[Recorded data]
⁂

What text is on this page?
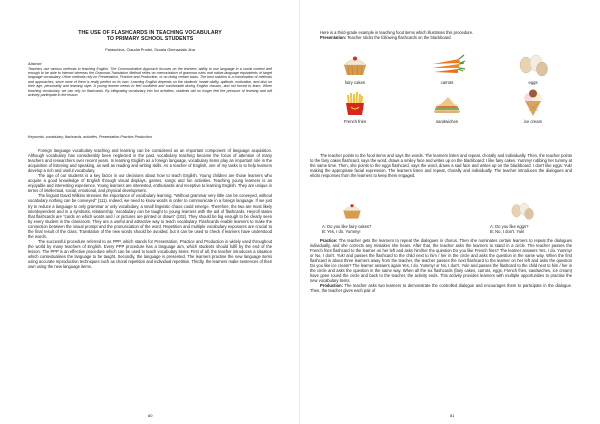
THE USE OF FLASHCARDS IN TEACHING VOCABULARY
TO PRIMARY SCHOOL STUDENTS
Paraschiva, Claudia Prodei, Scoala Gimnaziala Jina
Abstract
Teachers use various methods in teaching English. The Communicative Approach focuses on the learners' ability to use language in a social context well enough to be able to interact whereas the Grammar-Translation Method relies on memorization of grammar rules and native-language equivalents of target language vocabulary. Other methods rely on Presentation, Practice and Production, or on doing certain tasks. The best solution is a combination of methods and approaches, since none of them is really perfect on its own. Learning English depends on the students' innate ability, aptitude, motivation, and also on their age, personality and learning style. A young learner needs to feel confident and comfortable during English classes, and not forced to learn. When teaching vocabulary, we can rely on flashcards. By integrating vocabulary into fun activities, students will no longer feel the pressure of learning and will actively participate in the lesson.
Keywords: vocabulary, flashcards, activities, Presentation-Practice-Production

Foreign language vocabulary teaching and learning can be considered as an important component of language acquisition. Although vocabulary has considerably been neglected in the past, vocabulary teaching became the focus of attention of many teachers and researchers over recent years. In learning English as a foreign language, vocabulary items play an important role in the acquisition of listening and speaking, as well as reading and writing skills. As a teacher of English, one of my tasks is to help learners develop a rich and useful vocabulary.

The age of our students is a key factor in our decisions about how to teach English. Young children are those learners who acquire a good knowledge of English through visual displays, games, songs and fun activities. Teaching young learners is an enjoyable and interesting experience. Young learners are interested, enthusiastic and receptive to learning English. They are unique in terms of intellectual, social, emotional, and physical development.

The linguist David Wilkins stresses the importance of vocabulary learning, "Without grammar very little can be conveyed, without vocabulary nothing can be conveyed" (111). Indeed, we need to know words in order to communicate in a foreign language. If we just try to reduce a language to only grammar or only vocabulary, a small lingvistic chaos could emerge. Therefore, the two are most likely interdependent and in a symbiotic relationship. Vocabulary can be taught to young learners with the aid of flashcards. Heyroll states that flashcards are "cards on which words and / or pictures are printed or drawn" (102). They should be big enough to be clearly seen by every student in the classroom. They are a useful and attractive way to teach vocabulary. Flashcards enable learners to make the connection between the visual prompt and the pronunciation of the word. Repetition and multiple vocabulary exposures are crucial to the final result of the class. Translation of the new words should be avoided, but it can be used to check if learners have understood the words.

The successful procedure referred to as PPP, which stands for Presentation, Practice and Production is widely used throughout the world by many teachers of English. Every PPP procedure has a language aim, which students should fulfil by the end of the lesson. The PPP is an effective procedure which can be used to teach vocabulary items. First of all, the teacher introduces a situation which contextualises the language to be taught. Secondly, the language is presented. The learners practise the new language items using accurate reproduction techniques such as choral repetition and individual repetition. Thirdly, the learners make sentences of their own using the new language items.

80

Here is a third-grade example in teaching food items which illustrates this procedure.

Presentation: Teacher sticks the following flashcards on the blackboard.

fairy cakes	carrots	eggs
French fries	sandwiches	ice cream

The teacher points to the food items and says the words. The learners listen and repeat, chorally and individually. Then, the teacher points to the fairy cakes flashcard, says the word, draws a smiley face and writes up on the blackboard: I like fairy cakes. Yummy! rubbing her tummy at the same time. Then, she points to the eggs flashcard, says the word, draws a sad face and writes up on the blackboard: I don't like eggs. Yuk! making the appropriate facial expression. The learners listen and repeat, chorally and individually. The teacher introduces the dialogues and elicits responses from the learners to keep them engaged.

A: Do you like fairy cakes?
B: Yes, I do. Yummy!
A: Do you like eggs?
B: No, I don't. Yuk!

Practice: The teacher gets the learners to repeat the dialogues in chorus. Then she nominates certain learners to repeat the dialogues individually, and she corrects any mistakes she hears. After that, the teacher asks the learners to stand in a circle. The teacher passes the French fries flashcard to the learner on her left and asks him/her the question Do you like French fries? The learner answers Yes, I do. Yummy! or No, I don't. Yuk! and passes the flashcard to the child next to him / her in the circle and asks the question in the same way. When the first flashcard is about three learners away from the teacher, the teacher passes the next flashcard to the learner on her left and asks the question Do you like ice cream? The learner answers again Yes, I do. Yummy! or No, I don't. Yuk! and passes the flashcard to the child next to him / her in the circle and asks the question in the same way. When all the six flashcards (fairy cakes, carrots, eggs, French fries, sandwiches, ice cream) have gone round the circle and back to the teacher, the activity ends. This activity provides learners with multiple opportunities to practise the new vocabulary items.

Production: The teacher asks two learners to demonstrate the controlled dialogue and encourages them to participate in the dialogue. Then, the teacher gives each pair of

81
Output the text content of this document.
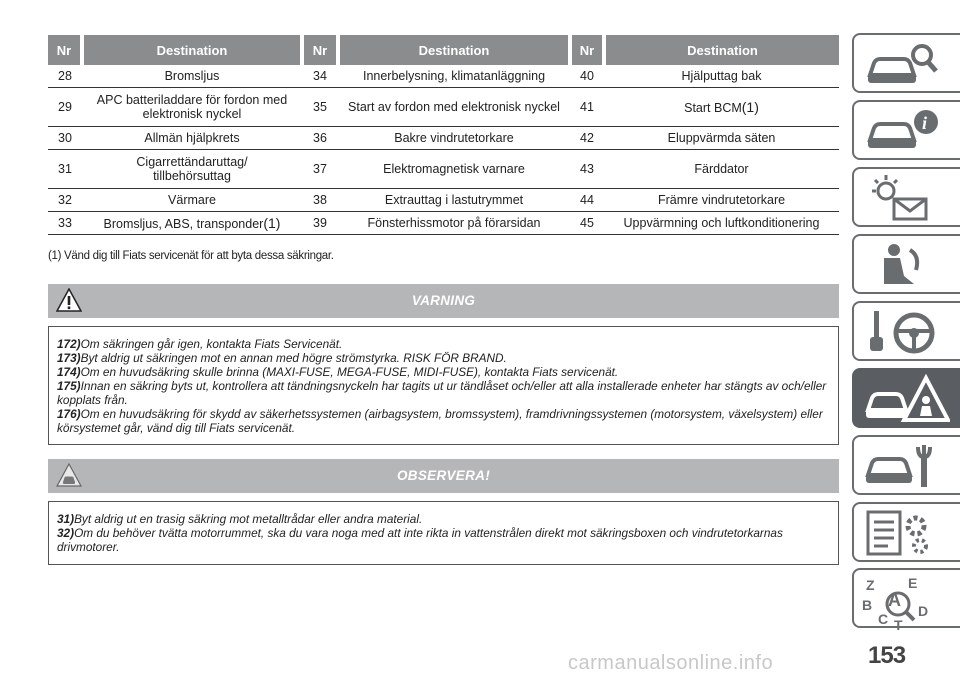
Nr	Destination	Nr	Destination	Nr	Destination
28	Bromsljus	34	Innerbelysning, klimatanläggning	40	Hjälputtag bak
29	APC batteriladdare för fordon med elektronisk nyckel	35	Start av fordon med elektronisk nyckel	41	Start BCM(1)
30	Allmän hjälpkrets	36	Bakre vindrutetorkare	42	Eluppvärmda säten
31	Cigarrettändaruttag/ tillbehörsuttag	37	Elektromagnetisk varnare	43	Färddator
32	Värmare	38	Extrauttag i lastutrymmet	44	Främre vindrutetorkare
33	Bromsljus, ABS, transponder(1)	39	Fönsterhissmotor på förarsidan	45	Uppvärmning och luftkonditionering
(1) Vänd dig till Fiats servicenät för att byta dessa säkringar.
VARNING

172)Om säkringen går igen, kontakta Fiats Servicenät.

173)Byt aldrig ut säkringen mot en annan med högre strömstyrka. RISK FÖR BRAND.

174)Om en huvudsäkring skulle brinna (MAXI-FUSE, MEGA-FUSE, MIDI-FUSE), kontakta Fiats servicenät.

175)Innan en säkring byts ut, kontrollera att tändningsnyckeln har tagits ut ur tändlåset och/eller att alla installerade enheter har stängts av och/eller kopplats från.

176)Om en huvudsäkring för skydd av säkerhetssystemen (airbagsystem, bromssystem), framdrivningssystemen (motorsystem, växelsystem) eller körsystemet går, vänd dig till Fiats servicenät.

OBSERVERA!

31)Byt aldrig ut en trasig säkring mot metalltrådar eller andra material.

32)Om du behöver tvätta motorrummet, ska du vara noga med att inte rikta in vattenstrålen direkt mot säkringsboxen och vindrutetorkarnas drivmotorer.

i
Z E
B A
D
C T
153
carmanualsonline.info
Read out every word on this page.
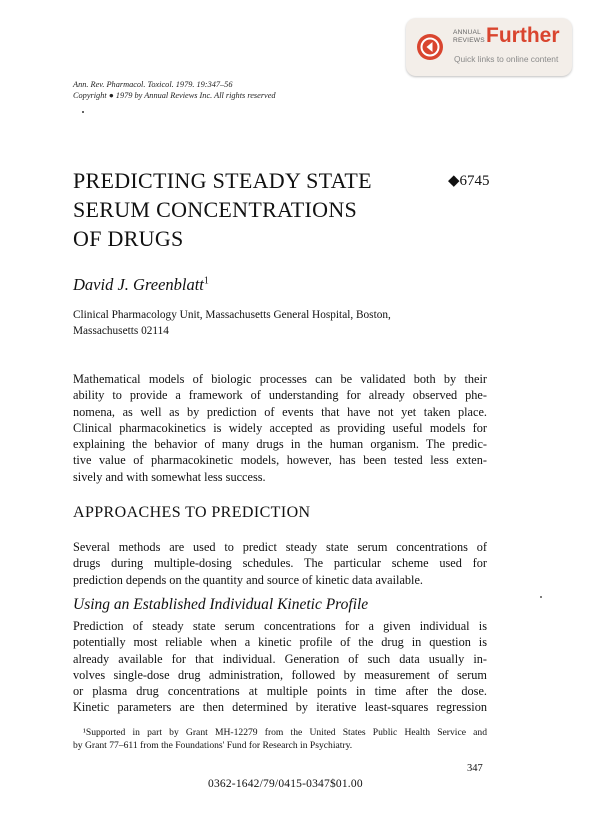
ANNUAL REVIEWS Further
Quick links to online content
Ann. Rev. Pharmacol. Toxicol. 1979. 19:347–56
Copyright ● 1979 by Annual Reviews Inc. All rights reserved
PREDICTING STEADY STATE
SERUM CONCENTRATIONS
OF DRUGS
◆6745
David J. Greenblatt$^1$
Clinical Pharmacology Unit, Massachusetts General Hospital, Boston,
Massachusetts 02114
Mathematical models of biologic processes can be validated both by their
ability to provide a framework of understanding for already observed phe-
nomena, as well as by prediction of events that have not yet taken place.
Clinical pharmacokinetics is widely accepted as providing useful models for
explaining the behavior of many drugs in the human organism. The predic-
tive value of pharmacokinetic models, however, has been tested less exten-
sively and with somewhat less success.
APPROACHES TO PREDICTION
Several methods are used to predict steady state serum concentrations of
drugs during multiple-dosing schedules. The particular scheme used for
prediction depends on the quantity and source of kinetic data available.
Using an Established Individual Kinetic Profile
Prediction of steady state serum concentrations for a given individual is
potentially most reliable when a kinetic profile of the drug in question is
already available for that individual. Generation of such data usually in-
volves single-dose drug administration, followed by measurement of serum
or plasma drug concentrations at multiple points in time after the dose.
Kinetic parameters are then determined by iterative least-squares regression
¹Supported in part by Grant MH-12279 from the United States Public Health Service and
by Grant 77–611 from the Foundations' Fund for Research in Psychiatry.
347
0362-1642/79/0415-0347$01.00
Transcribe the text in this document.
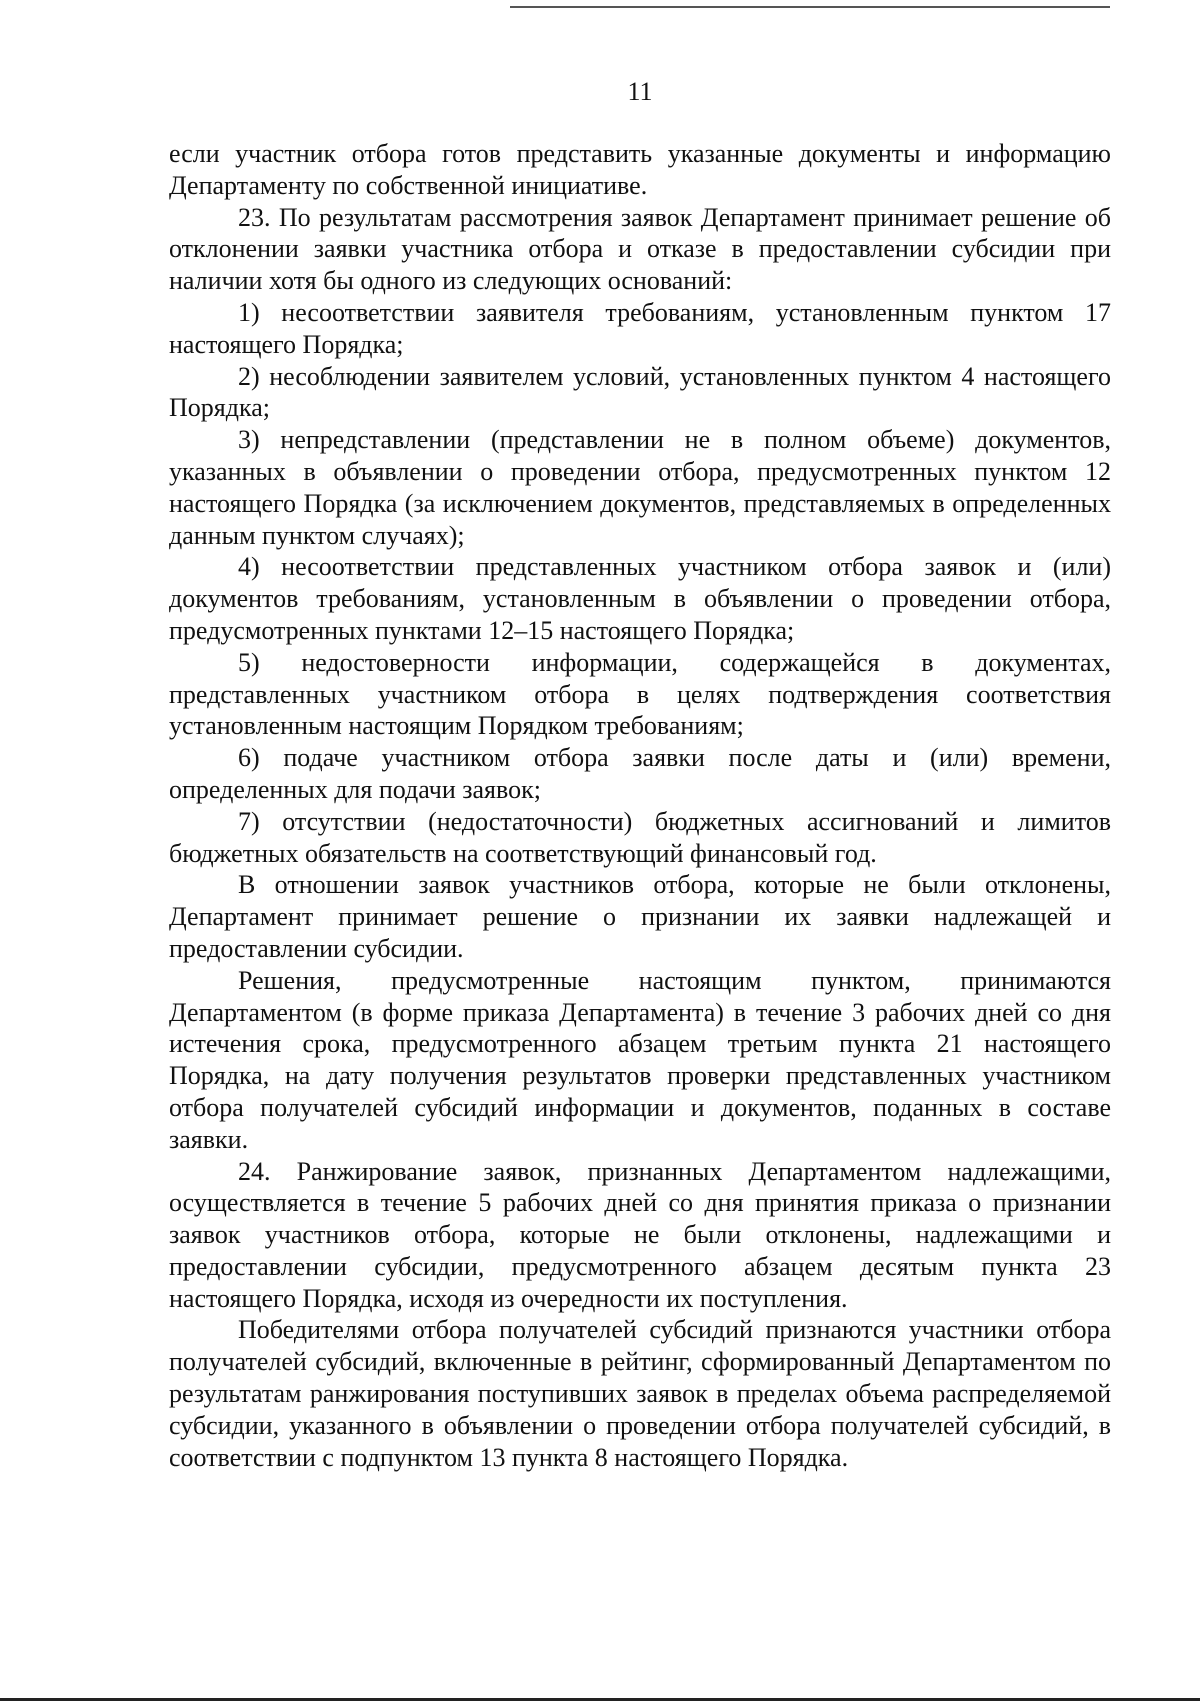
11

если участник отбора готов представить указанные документы и информацию Департаменту по собственной инициативе.

23. По результатам рассмотрения заявок Департамент принимает решение об отклонении заявки участника отбора и отказе в предоставлении субсидии при наличии хотя бы одного из следующих оснований:

1) несоответствии заявителя требованиям, установленным пунктом 17 настоящего Порядка;

2) несоблюдении заявителем условий, установленных пунктом 4 настоящего Порядка;

3) непредставлении (представлении не в полном объеме) документов, указанных в объявлении о проведении отбора, предусмотренных пунктом 12 настоящего Порядка (за исключением документов, представляемых в определенных данным пунктом случаях);

4) несоответствии представленных участником отбора заявок и (или) документов требованиям, установленным в объявлении о проведении отбора, предусмотренных пунктами 12–15 настоящего Порядка;

5) недостоверности информации, содержащейся в документах, представленных участником отбора в целях подтверждения соответствия установленным настоящим Порядком требованиям;

6) подаче участником отбора заявки после даты и (или) времени, определенных для подачи заявок;

7) отсутствии (недостаточности) бюджетных ассигнований и лимитов бюджетных обязательств на соответствующий финансовый год.

В отношении заявок участников отбора, которые не были отклонены, Департамент принимает решение о признании их заявки надлежащей и предоставлении субсидии.

Решения, предусмотренные настоящим пунктом, принимаются Департаментом (в форме приказа Департамента) в течение 3 рабочих дней со дня истечения срока, предусмотренного абзацем третьим пункта 21 настоящего Порядка, на дату получения результатов проверки представленных участником отбора получателей субсидий информации и документов, поданных в составе заявки.

24. Ранжирование заявок, признанных Департаментом надлежащими, осуществляется в течение 5 рабочих дней со дня принятия приказа о признании заявок участников отбора, которые не были отклонены, надлежащими и предоставлении субсидии, предусмотренного абзацем десятым пункта 23 настоящего Порядка, исходя из очередности их поступления.

Победителями отбора получателей субсидий признаются участники отбора получателей субсидий, включенные в рейтинг, сформированный Департаментом по результатам ранжирования поступивших заявок в пределах объема распределяемой субсидии, указанного в объявлении о проведении отбора получателей субсидий, в соответствии с подпунктом 13 пункта 8 настоящего Порядка.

⁂

_EXERCISE DESCRIPTION_
Copy every line of the listing where the word "available" appears.

_FINAL RESULT_
prediction depends on the quantity and source of kinetic data available.
already available for that individual. Generation of such data usually in-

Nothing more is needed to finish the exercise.